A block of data
## Start
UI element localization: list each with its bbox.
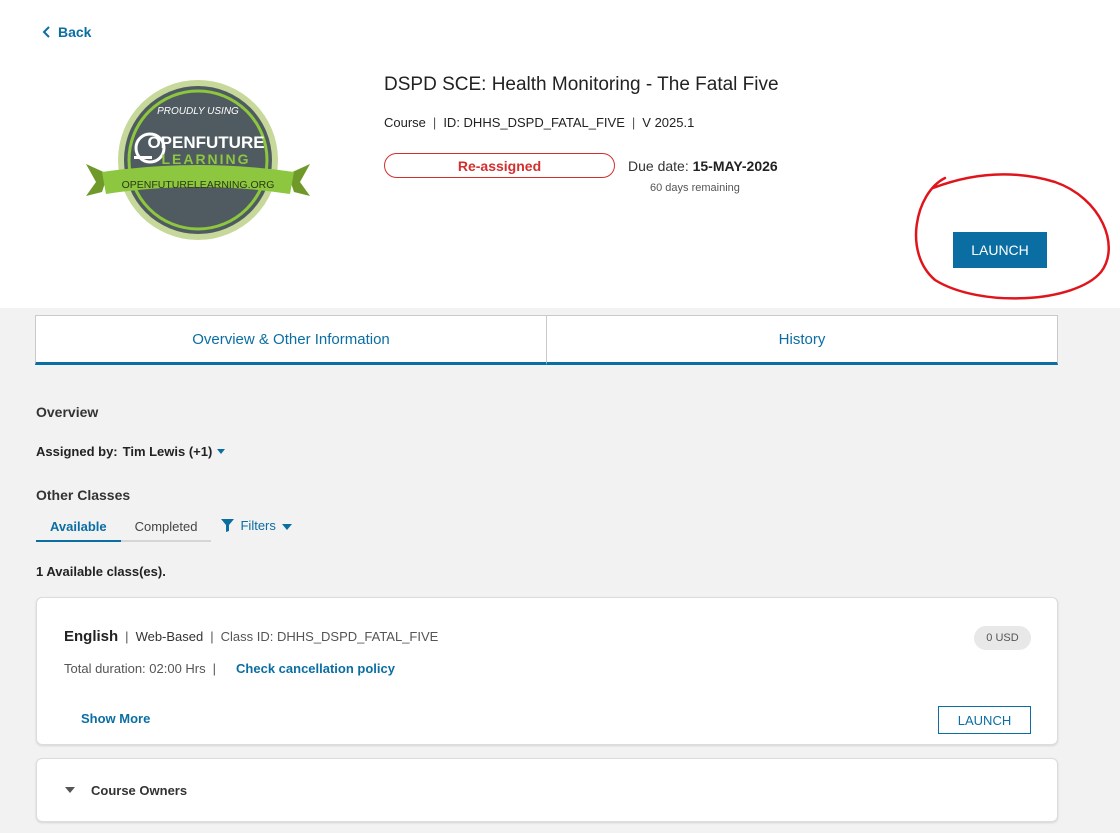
class-separator: | bbox=[125, 629, 129, 644]
chevron-down-icon[interactable] bbox=[217, 448, 226, 455]
logo-top-text: PROUDLY USING bbox=[157, 106, 239, 117]
available-class-count: 1 Available class(es). bbox=[36, 564, 166, 579]
class-duration: Total duration: 02:00 Hrs bbox=[64, 661, 206, 676]
filters-label: Filters bbox=[240, 518, 276, 533]
meta-separator: | bbox=[432, 115, 437, 130]
class-id: Class ID: DHHS_DSPD_FATAL_FIVE bbox=[220, 629, 439, 644]
back-label: Back bbox=[58, 24, 92, 40]
assigned-by-value: Tim Lewis (+1) bbox=[122, 444, 213, 459]
course-owners-accordion[interactable]: Course Owners bbox=[36, 758, 1058, 822]
class-duration-row: Total duration: 02:00 Hrs | Check cancel… bbox=[64, 661, 395, 676]
course-version: V 2025.1 bbox=[642, 115, 695, 130]
back-link[interactable]: Back bbox=[42, 24, 91, 40]
due-date: Due date: 15-MAY-2026 bbox=[628, 158, 778, 174]
class-language: English bbox=[64, 628, 119, 645]
chevron-down-icon bbox=[65, 787, 75, 793]
course-type: Course bbox=[384, 115, 426, 130]
course-title: DSPD SCE: Health Monitoring - The Fatal … bbox=[384, 74, 779, 95]
filters-dropdown[interactable]: Filters bbox=[221, 516, 292, 542]
class-info-row: English | Web-Based | Class ID: DHHS_DSP… bbox=[64, 628, 438, 645]
status-badge: Re-assigned bbox=[384, 153, 615, 178]
meta-separator: | bbox=[631, 115, 636, 130]
course-meta: Course | ID: DHHS_DSPD_FATAL_FIVE | V 20… bbox=[384, 115, 694, 130]
logo-brand-line2: LEARNING bbox=[161, 151, 250, 167]
course-id: ID: DHHS_DSPD_FATAL_FIVE bbox=[443, 115, 625, 130]
launch-class-button[interactable]: LAUNCH bbox=[938, 706, 1031, 734]
course-header: Back PROUDLY USING OPENFUTURE LEARNING O… bbox=[0, 0, 1120, 308]
subtab-available[interactable]: Available bbox=[36, 516, 121, 542]
days-remaining: 60 days remaining bbox=[650, 182, 740, 194]
class-card: English | Web-Based | Class ID: DHHS_DSP… bbox=[36, 597, 1058, 745]
launch-course-button[interactable]: LAUNCH bbox=[953, 232, 1047, 268]
openfuture-learning-badge-logo: PROUDLY USING OPENFUTURE LEARNING OPENFU… bbox=[86, 80, 310, 240]
overview-heading: Overview bbox=[36, 404, 99, 420]
chevron-down-icon bbox=[281, 524, 292, 530]
course-tabs: Overview & Other Information History bbox=[35, 315, 1058, 365]
logo-ribbon-text: OPENFUTURELEARNING.ORG bbox=[122, 179, 275, 191]
due-date-label: Due date: bbox=[628, 158, 689, 174]
due-date-value: 15-MAY-2026 bbox=[692, 158, 778, 174]
cancellation-policy-link[interactable]: Check cancellation policy bbox=[236, 661, 395, 676]
subtab-completed[interactable]: Completed bbox=[120, 516, 212, 542]
assigned-by: Assigned by: Tim Lewis (+1) bbox=[36, 444, 226, 459]
chevron-left-icon bbox=[42, 26, 50, 38]
tab-overview[interactable]: Overview & Other Information bbox=[35, 315, 547, 365]
logo-brand-line1: OPENFUTURE bbox=[147, 133, 264, 152]
class-delivery-type: Web-Based bbox=[135, 629, 204, 644]
course-owners-label: Course Owners bbox=[91, 782, 188, 798]
assigned-by-label: Assigned by: bbox=[36, 444, 118, 459]
other-classes-heading: Other Classes bbox=[36, 487, 131, 503]
class-separator: | bbox=[212, 661, 217, 676]
tab-history[interactable]: History bbox=[547, 315, 1058, 365]
show-more-link[interactable]: Show More bbox=[81, 711, 150, 726]
filter-funnel-icon bbox=[221, 519, 235, 532]
class-separator: | bbox=[210, 629, 214, 644]
class-subtabs: Available Completed Filters bbox=[36, 516, 292, 542]
price-badge: 0 USD bbox=[974, 626, 1031, 650]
## End
Requirements
Could you rename "Web-Based" to "Self-Paced" everywhere in the listing and return all the lines otherwise unchanged, leaving out the picture?

Expected output
UI element localization: list each with its bbox.
class-separator: | bbox=[125, 629, 129, 644]
chevron-down-icon[interactable] bbox=[217, 448, 226, 455]
logo-top-text: PROUDLY USING bbox=[157, 106, 239, 117]
available-class-count: 1 Available class(es). bbox=[36, 564, 166, 579]
class-duration: Total duration: 02:00 Hrs bbox=[64, 661, 206, 676]
filters-label: Filters bbox=[240, 518, 276, 533]
meta-separator: | bbox=[432, 115, 437, 130]
class-id: Class ID: DHHS_DSPD_FATAL_FIVE bbox=[220, 629, 439, 644]
back-label: Back bbox=[58, 24, 92, 40]
assigned-by-value: Tim Lewis (+1) bbox=[122, 444, 213, 459]
course-owners-accordion[interactable]: Course Owners bbox=[36, 758, 1058, 822]
class-duration-row: Total duration: 02:00 Hrs | Check cancel… bbox=[64, 661, 395, 676]
course-version: V 2025.1 bbox=[642, 115, 695, 130]
back-link[interactable]: Back bbox=[42, 24, 91, 40]
due-date: Due date: 15-MAY-2026 bbox=[628, 158, 778, 174]
class-language: English bbox=[64, 628, 119, 645]
chevron-down-icon bbox=[65, 787, 75, 793]
course-type: Course bbox=[384, 115, 426, 130]
course-title: DSPD SCE: Health Monitoring - The Fatal … bbox=[384, 74, 779, 95]
filters-dropdown[interactable]: Filters bbox=[221, 516, 292, 542]
class-info-row: English | Self-Paced | Class ID: DHHS_DSP… bbox=[64, 628, 438, 645]
status-badge: Re-assigned bbox=[384, 153, 615, 178]
meta-separator: | bbox=[631, 115, 636, 130]
course-meta: Course | ID: DHHS_DSPD_FATAL_FIVE | V 20… bbox=[384, 115, 694, 130]
logo-brand-line2: LEARNING bbox=[161, 151, 250, 167]
course-id: ID: DHHS_DSPD_FATAL_FIVE bbox=[443, 115, 625, 130]
launch-class-button[interactable]: LAUNCH bbox=[938, 706, 1031, 734]
course-header: Back PROUDLY USING OPENFUTURE LEARNING O… bbox=[0, 0, 1120, 308]
subtab-available[interactable]: Available bbox=[36, 516, 121, 542]
days-remaining: 60 days remaining bbox=[650, 182, 740, 194]
class-card: English | Self-Paced | Class ID: DHHS_DSP… bbox=[36, 597, 1058, 745]
launch-course-button[interactable]: LAUNCH bbox=[953, 232, 1047, 268]
openfuture-learning-badge-logo: PROUDLY USING OPENFUTURE LEARNING OPENFU… bbox=[86, 80, 310, 240]
overview-heading: Overview bbox=[36, 404, 99, 420]
chevron-down-icon bbox=[281, 524, 292, 530]
course-tabs: Overview & Other Information History bbox=[35, 315, 1058, 365]
logo-ribbon-text: OPENFUTURELEARNING.ORG bbox=[122, 179, 275, 191]
due-date-label: Due date: bbox=[628, 158, 689, 174]
due-date-value: 15-MAY-2026 bbox=[692, 158, 778, 174]
cancellation-policy-link[interactable]: Check cancellation policy bbox=[236, 661, 395, 676]
subtab-completed[interactable]: Completed bbox=[120, 516, 212, 542]
assigned-by: Assigned by: Tim Lewis (+1) bbox=[36, 444, 226, 459]
chevron-left-icon bbox=[42, 26, 50, 38]
tab-overview[interactable]: Overview & Other Information bbox=[35, 315, 547, 365]
logo-brand-line1: OPENFUTURE bbox=[147, 133, 264, 152]
class-delivery-type: Self-Paced bbox=[135, 629, 204, 644]
course-owners-label: Course Owners bbox=[91, 782, 188, 798]
assigned-by-label: Assigned by: bbox=[36, 444, 118, 459]
other-classes-heading: Other Classes bbox=[36, 487, 131, 503]
class-separator: | bbox=[212, 661, 217, 676]
tab-history[interactable]: History bbox=[547, 315, 1058, 365]
show-more-link[interactable]: Show More bbox=[81, 711, 150, 726]
filter-funnel-icon bbox=[221, 519, 235, 532]
class-separator: | bbox=[210, 629, 214, 644]
class-subtabs: Available Completed Filters bbox=[36, 516, 292, 542]
price-badge: 0 USD bbox=[974, 626, 1031, 650]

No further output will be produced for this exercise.